#### [REQUEST]
All of the data should be repeated exactly; pictures are not part of the copy.

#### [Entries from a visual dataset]

--------------------------------------------------

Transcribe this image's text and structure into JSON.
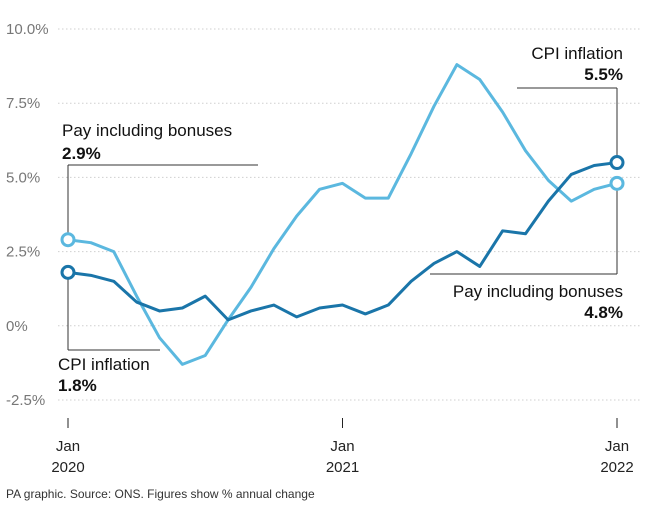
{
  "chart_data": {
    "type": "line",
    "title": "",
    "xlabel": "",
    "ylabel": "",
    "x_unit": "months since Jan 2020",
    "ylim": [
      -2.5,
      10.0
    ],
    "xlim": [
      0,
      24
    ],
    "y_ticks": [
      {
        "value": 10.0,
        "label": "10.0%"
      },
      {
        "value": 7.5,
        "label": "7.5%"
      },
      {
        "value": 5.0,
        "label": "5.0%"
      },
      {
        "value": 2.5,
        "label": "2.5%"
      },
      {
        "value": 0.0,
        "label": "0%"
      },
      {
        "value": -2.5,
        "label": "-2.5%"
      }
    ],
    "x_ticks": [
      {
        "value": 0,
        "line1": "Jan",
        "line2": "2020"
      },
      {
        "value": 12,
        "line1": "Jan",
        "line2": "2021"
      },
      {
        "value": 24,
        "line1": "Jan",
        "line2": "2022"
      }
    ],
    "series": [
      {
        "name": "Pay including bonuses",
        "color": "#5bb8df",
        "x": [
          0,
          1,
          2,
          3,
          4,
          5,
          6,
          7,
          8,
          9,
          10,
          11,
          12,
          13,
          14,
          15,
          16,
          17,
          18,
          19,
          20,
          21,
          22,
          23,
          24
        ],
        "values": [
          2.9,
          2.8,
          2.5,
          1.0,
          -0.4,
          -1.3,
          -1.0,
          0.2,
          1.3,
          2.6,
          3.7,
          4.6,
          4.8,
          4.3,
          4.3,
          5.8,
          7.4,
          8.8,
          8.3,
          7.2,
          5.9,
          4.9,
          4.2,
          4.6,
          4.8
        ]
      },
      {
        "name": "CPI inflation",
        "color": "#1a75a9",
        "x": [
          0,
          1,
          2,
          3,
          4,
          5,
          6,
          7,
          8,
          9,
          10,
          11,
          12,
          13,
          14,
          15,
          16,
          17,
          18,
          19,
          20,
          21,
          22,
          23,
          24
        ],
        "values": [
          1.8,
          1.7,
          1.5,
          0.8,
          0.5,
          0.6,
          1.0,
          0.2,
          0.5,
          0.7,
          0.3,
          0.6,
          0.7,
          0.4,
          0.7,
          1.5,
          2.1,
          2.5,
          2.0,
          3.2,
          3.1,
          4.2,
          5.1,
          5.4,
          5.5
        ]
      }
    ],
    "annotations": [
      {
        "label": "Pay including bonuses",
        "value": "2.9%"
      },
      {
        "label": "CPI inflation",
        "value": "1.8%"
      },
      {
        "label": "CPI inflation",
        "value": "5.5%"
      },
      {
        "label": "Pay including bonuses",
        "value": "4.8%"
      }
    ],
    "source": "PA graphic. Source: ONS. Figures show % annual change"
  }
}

--------------------------------------------------

#### [EXERCISE SOLUTION]
Transcribe this image's text and structure into JSON.
{
  "chart_data": {
    "type": "line",
    "title": "",
    "xlabel": "",
    "ylabel": "",
    "x_unit": "months since Jan 2020",
    "ylim": [
      -2.5,
      10.0
    ],
    "xlim": [
      0,
      24
    ],
    "y_ticks": [
      {
        "value": 10.0,
        "label": "10.0%"
      },
      {
        "value": 7.5,
        "label": "7.5%"
      },
      {
        "value": 5.0,
        "label": "5.0%"
      },
      {
        "value": 2.5,
        "label": "2.5%"
      },
      {
        "value": 0.0,
        "label": "0%"
      },
      {
        "value": -2.5,
        "label": "-2.5%"
      }
    ],
    "x_ticks": [
      {
        "value": 0,
        "line1": "Jan",
        "line2": "2020"
      },
      {
        "value": 12,
        "line1": "Jan",
        "line2": "2021"
      },
      {
        "value": 24,
        "line1": "Jan",
        "line2": "2022"
      }
    ],
    "series": [
      {
        "name": "Pay including bonuses",
        "color": "#5bb8df",
        "x": [
          0,
          1,
          2,
          3,
          4,
          5,
          6,
          7,
          8,
          9,
          10,
          11,
          12,
          13,
          14,
          15,
          16,
          17,
          18,
          19,
          20,
          21,
          22,
          23,
          24
        ],
        "values": [
          2.9,
          2.8,
          2.5,
          1.0,
          -0.4,
          -1.3,
          -1.0,
          0.2,
          1.3,
          2.6,
          3.7,
          4.6,
          4.8,
          4.3,
          4.3,
          5.8,
          7.4,
          8.8,
          8.3,
          7.2,
          5.9,
          4.9,
          4.2,
          4.6,
          4.8
        ]
      },
      {
        "name": "CPI inflation",
        "color": "#1a75a9",
        "x": [
          0,
          1,
          2,
          3,
          4,
          5,
          6,
          7,
          8,
          9,
          10,
          11,
          12,
          13,
          14,
          15,
          16,
          17,
          18,
          19,
          20,
          21,
          22,
          23,
          24
        ],
        "values": [
          1.8,
          1.7,
          1.5,
          0.8,
          0.5,
          0.6,
          1.0,
          0.2,
          0.5,
          0.7,
          0.3,
          0.6,
          0.7,
          0.4,
          0.7,
          1.5,
          2.1,
          2.5,
          2.0,
          3.2,
          3.1,
          4.2,
          5.1,
          5.4,
          5.5
        ]
      }
    ],
    "annotations": [
      {
        "label": "Pay including bonuses",
        "value": "2.9%"
      },
      {
        "label": "CPI inflation",
        "value": "1.8%"
      },
      {
        "label": "CPI inflation",
        "value": "5.5%"
      },
      {
        "label": "Pay including bonuses",
        "value": "4.8%"
      }
    ],
    "source": "PA graphic. Source: ONS. Figures show % annual change"
  }
}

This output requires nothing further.